* Task:
Write out the listing exactly as it is given.

* Extracted information:
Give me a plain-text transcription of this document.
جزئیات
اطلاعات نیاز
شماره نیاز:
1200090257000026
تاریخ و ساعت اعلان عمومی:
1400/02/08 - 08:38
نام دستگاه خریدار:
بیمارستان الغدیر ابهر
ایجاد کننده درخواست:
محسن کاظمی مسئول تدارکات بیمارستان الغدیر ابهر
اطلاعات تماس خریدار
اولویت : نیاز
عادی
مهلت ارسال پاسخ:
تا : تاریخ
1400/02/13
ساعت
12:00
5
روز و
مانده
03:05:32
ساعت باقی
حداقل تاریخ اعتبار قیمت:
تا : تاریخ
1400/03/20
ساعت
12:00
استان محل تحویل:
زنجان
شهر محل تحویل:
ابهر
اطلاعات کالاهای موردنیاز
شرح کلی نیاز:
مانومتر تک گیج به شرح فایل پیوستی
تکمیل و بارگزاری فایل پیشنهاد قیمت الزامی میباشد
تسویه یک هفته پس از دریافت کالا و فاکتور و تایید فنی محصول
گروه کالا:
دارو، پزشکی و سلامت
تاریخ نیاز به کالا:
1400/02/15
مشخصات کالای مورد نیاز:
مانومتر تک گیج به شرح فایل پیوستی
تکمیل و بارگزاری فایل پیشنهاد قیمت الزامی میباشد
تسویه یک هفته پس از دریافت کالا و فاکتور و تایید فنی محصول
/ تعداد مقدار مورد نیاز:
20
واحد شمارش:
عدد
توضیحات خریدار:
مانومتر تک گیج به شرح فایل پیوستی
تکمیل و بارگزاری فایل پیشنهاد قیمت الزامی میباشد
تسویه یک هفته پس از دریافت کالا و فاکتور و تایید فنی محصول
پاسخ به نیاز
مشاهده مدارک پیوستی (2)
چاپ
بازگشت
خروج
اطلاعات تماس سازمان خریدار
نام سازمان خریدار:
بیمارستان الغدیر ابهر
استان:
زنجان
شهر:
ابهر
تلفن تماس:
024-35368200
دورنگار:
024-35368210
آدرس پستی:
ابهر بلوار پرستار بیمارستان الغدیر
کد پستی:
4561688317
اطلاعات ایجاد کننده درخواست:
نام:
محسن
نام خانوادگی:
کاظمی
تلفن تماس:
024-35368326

* Response for this exercise:
Give me a plain-text transcription of this document.
جزئیات
اطلاعات نیاز
شماره نیاز:
1200090257000026
تاریخ و ساعت اعلان عمومی:
1400/02/08 - 08:38
نام دستگاه خریدار:
بیمارستان الغدیر ابهر
ایجاد کننده درخواست:
محسن کاظمی مسئول تدارکات بیمارستان الغدیر ابهر
اطلاعات تماس خریدار
اولویت : نیاز
عادی
مهلت ارسال پاسخ:
تا : تاریخ
1400/02/13
ساعت
12:00
5
روز و
مانده
03:05:32
ساعت باقی
حداقل تاریخ اعتبار قیمت:
تا : تاریخ
1400/03/20
ساعت
12:00
استان محل تحویل:
زنجان
شهر محل تحویل:
ابهر
اطلاعات کالاهای موردنیاز
شرح کلی نیاز:
مانومتر تک گیج به شرح فایل پیوستی
تکمیل و بارگزاری فایل پیشنهاد قیمت الزامی میباشد
تسویه یک هفته پس از دریافت کالا و فاکتور و تایید فنی محصول
گروه کالا:
دارو، پزشکی و سلامت
تاریخ نیاز به کالا:
1400/02/15
مشخصات کالای مورد نیاز:
مانومتر تک گیج به شرح فایل پیوستی
تکمیل و بارگزاری فایل پیشنهاد قیمت الزامی میباشد
تسویه یک هفته پس از دریافت کالا و فاکتور و تایید فنی محصول
/ تعداد مقدار مورد نیاز:
20
واحد شمارش:
عدد
توضیحات خریدار:
مانومتر تک گیج به شرح فایل پیوستی
تکمیل و بارگزاری فایل پیشنهاد قیمت الزامی میباشد
تسویه یک هفته پس از دریافت کالا و فاکتور و تایید فنی محصول
پاسخ به نیاز
مشاهده مدارک پیوستی (2)
چاپ
بازگشت
خروج
اطلاعات تماس سازمان خریدار
نام سازمان خریدار:
بیمارستان الغدیر ابهر
استان:
زنجان
شهر:
ابهر
تلفن تماس:
024-35368200
دورنگار:
024-35368210
آدرس پستی:
ابهر بلوار پرستار بیمارستان الغدیر
کد پستی:
4561688317
اطلاعات ایجاد کننده درخواست:
نام:
محسن
نام خانوادگی:
کاظمی
تلفن تماس:
024-35368326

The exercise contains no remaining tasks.